* START Records provided *

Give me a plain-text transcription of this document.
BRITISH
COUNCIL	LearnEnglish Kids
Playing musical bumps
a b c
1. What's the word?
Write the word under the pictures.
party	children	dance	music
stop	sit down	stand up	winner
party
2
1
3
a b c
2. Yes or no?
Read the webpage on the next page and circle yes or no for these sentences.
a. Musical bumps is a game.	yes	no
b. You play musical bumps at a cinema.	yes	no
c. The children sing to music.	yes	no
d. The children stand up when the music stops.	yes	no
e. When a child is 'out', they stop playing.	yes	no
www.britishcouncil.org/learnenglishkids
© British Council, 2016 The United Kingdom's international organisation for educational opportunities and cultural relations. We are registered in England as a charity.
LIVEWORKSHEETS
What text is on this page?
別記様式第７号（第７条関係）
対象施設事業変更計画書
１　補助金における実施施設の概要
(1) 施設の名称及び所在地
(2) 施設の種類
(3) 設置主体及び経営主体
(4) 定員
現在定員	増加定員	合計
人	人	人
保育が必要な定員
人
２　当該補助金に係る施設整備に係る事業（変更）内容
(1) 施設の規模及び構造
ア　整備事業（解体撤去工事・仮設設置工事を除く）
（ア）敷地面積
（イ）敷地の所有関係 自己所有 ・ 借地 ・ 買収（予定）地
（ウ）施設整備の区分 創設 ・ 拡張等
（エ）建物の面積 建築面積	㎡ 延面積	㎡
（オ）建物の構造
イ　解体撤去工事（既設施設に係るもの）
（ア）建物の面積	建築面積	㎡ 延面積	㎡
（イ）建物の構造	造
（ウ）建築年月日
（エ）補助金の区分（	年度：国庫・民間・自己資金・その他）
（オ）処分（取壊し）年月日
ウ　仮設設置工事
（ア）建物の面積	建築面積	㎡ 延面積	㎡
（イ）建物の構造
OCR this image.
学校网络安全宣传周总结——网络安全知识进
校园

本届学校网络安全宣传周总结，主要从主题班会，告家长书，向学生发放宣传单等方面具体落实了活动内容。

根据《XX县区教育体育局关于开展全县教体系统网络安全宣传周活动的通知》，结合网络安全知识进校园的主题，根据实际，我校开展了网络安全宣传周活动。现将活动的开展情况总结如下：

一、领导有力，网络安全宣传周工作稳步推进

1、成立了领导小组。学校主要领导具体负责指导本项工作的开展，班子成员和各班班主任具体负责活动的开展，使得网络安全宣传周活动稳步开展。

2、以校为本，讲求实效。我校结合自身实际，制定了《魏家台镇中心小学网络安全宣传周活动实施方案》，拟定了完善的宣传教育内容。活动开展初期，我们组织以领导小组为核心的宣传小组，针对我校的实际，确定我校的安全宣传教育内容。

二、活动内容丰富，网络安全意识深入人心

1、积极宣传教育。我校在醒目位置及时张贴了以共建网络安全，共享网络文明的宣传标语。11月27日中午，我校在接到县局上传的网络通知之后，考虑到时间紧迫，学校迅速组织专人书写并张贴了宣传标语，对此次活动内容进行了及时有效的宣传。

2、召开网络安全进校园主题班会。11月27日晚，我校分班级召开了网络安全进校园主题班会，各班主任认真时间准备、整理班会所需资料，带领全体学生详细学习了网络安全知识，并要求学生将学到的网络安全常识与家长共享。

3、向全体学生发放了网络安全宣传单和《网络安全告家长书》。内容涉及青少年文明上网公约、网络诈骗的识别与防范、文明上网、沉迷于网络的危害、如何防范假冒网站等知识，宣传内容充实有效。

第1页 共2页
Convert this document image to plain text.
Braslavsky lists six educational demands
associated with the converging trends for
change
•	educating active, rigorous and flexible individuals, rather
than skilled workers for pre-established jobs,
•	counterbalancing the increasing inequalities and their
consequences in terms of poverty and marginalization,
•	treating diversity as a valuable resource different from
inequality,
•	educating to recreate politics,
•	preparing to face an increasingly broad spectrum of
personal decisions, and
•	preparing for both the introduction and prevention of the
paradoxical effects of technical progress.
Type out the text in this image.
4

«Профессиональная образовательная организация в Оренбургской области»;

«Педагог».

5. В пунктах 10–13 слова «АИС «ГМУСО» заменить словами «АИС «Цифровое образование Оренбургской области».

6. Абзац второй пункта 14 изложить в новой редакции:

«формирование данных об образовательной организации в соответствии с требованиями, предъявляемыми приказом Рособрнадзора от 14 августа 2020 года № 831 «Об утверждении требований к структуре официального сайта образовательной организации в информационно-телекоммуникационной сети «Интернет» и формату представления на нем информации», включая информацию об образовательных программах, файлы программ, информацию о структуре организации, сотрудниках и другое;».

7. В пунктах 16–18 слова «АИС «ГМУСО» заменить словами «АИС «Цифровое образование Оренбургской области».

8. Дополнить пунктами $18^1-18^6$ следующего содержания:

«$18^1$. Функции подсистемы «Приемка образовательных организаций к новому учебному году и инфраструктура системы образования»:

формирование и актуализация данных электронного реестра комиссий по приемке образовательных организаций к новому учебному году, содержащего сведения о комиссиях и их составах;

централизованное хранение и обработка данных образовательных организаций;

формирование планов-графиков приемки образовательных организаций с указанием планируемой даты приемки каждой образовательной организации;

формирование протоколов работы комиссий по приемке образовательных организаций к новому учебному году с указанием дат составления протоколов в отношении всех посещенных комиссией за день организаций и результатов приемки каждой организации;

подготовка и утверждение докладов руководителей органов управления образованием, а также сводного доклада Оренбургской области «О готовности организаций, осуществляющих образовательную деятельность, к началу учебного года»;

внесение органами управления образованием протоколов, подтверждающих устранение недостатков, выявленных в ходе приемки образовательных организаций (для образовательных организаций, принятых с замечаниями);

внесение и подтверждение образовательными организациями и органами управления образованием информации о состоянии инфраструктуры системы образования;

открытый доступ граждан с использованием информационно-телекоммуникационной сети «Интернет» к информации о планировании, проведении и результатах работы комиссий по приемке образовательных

* END Records provided *

• Your objective
Scan the entries above for the word "указанием" and collect each line holding it.

• Complete response
формирование планов-графиков приемки образовательных организаций с указанием планируемой даты приемки каждой образовательной организации;
формирование протоколов работы комиссий по приемке образовательных организаций к новому учебному году с указанием дат составления протоколов в отношении всех посещенных комиссией за день организаций и результатов приемки каждой организации;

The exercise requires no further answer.